* _Exercise_:
Scan the records for the word "COVID". Copy each line that includes it.

* _Provided information_:
-- START --
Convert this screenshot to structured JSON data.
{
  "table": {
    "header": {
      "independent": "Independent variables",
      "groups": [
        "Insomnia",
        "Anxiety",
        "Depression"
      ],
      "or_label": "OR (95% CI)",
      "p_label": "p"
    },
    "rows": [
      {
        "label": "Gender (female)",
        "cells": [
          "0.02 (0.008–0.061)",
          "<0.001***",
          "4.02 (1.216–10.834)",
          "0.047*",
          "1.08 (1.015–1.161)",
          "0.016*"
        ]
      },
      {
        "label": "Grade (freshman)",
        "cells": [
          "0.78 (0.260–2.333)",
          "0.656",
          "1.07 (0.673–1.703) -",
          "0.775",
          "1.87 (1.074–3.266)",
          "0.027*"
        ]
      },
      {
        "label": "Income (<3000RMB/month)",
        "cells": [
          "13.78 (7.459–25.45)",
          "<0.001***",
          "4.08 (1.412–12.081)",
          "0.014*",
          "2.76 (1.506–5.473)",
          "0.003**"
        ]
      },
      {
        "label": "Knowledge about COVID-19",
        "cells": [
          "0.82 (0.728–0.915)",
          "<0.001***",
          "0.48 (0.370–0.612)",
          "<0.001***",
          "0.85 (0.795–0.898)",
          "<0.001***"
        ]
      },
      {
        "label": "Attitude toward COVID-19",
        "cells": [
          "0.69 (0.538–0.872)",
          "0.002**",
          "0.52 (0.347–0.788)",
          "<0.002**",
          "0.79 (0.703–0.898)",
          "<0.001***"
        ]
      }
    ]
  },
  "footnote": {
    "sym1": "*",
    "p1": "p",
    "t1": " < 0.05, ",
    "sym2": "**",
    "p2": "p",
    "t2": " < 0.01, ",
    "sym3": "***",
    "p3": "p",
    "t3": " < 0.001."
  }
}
-- END --
* _Complete output_:
        "label": "Knowledge about COVID-19",
        "label": "Attitude toward COVID-19",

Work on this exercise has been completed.